> _Exercise directions_:
Transcribe the entries that follow exactly as they appear, minus pictures.

> _Excerpted records_:
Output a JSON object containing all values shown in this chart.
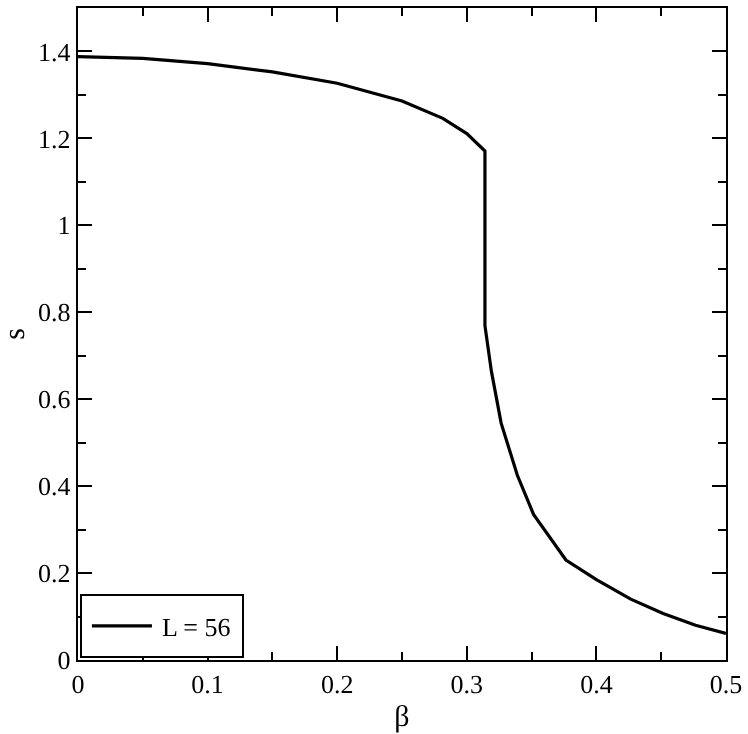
{
  "chart_data": {
    "type": "line",
    "xlabel": "β",
    "ylabel": "s",
    "x": [
      0,
      0.05,
      0.1,
      0.15,
      0.2,
      0.25,
      0.2815,
      0.3,
      0.314,
      0.314,
      0.319,
      0.3265,
      0.339,
      0.3515,
      0.3765,
      0.4,
      0.4265,
      0.4515,
      0.4765,
      0.5
    ],
    "series": [
      {
        "name": "L = 56",
        "color": "#000000",
        "values": [
          1.388,
          1.384,
          1.372,
          1.353,
          1.327,
          1.286,
          1.246,
          1.211,
          1.171,
          0.769,
          0.664,
          0.545,
          0.425,
          0.335,
          0.23,
          0.185,
          0.14,
          0.107,
          0.08,
          0.061
        ]
      }
    ],
    "xlim": [
      0,
      0.5
    ],
    "xticks": [
      0,
      0.1,
      0.2,
      0.3,
      0.4,
      0.5
    ],
    "ylim": [
      0,
      1.5
    ],
    "yticks": [
      0,
      0.2,
      0.4,
      0.6,
      0.8,
      1,
      1.2,
      1.4
    ],
    "legend": "bottom left",
    "marker": "none",
    "line_style": "solid"
  }
}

> _Output for this task_:
Output a JSON object containing all values shown in this chart.
{
  "chart_data": {
    "type": "line",
    "xlabel": "β",
    "ylabel": "s",
    "x": [
      0,
      0.05,
      0.1,
      0.15,
      0.2,
      0.25,
      0.2815,
      0.3,
      0.314,
      0.314,
      0.319,
      0.3265,
      0.339,
      0.3515,
      0.3765,
      0.4,
      0.4265,
      0.4515,
      0.4765,
      0.5
    ],
    "series": [
      {
        "name": "L = 56",
        "color": "#000000",
        "values": [
          1.388,
          1.384,
          1.372,
          1.353,
          1.327,
          1.286,
          1.246,
          1.211,
          1.171,
          0.769,
          0.664,
          0.545,
          0.425,
          0.335,
          0.23,
          0.185,
          0.14,
          0.107,
          0.08,
          0.061
        ]
      }
    ],
    "xlim": [
      0,
      0.5
    ],
    "xticks": [
      0,
      0.1,
      0.2,
      0.3,
      0.4,
      0.5
    ],
    "ylim": [
      0,
      1.5
    ],
    "yticks": [
      0,
      0.2,
      0.4,
      0.6,
      0.8,
      1,
      1.2,
      1.4
    ],
    "legend": "bottom left",
    "marker": "none",
    "line_style": "solid"
  }
}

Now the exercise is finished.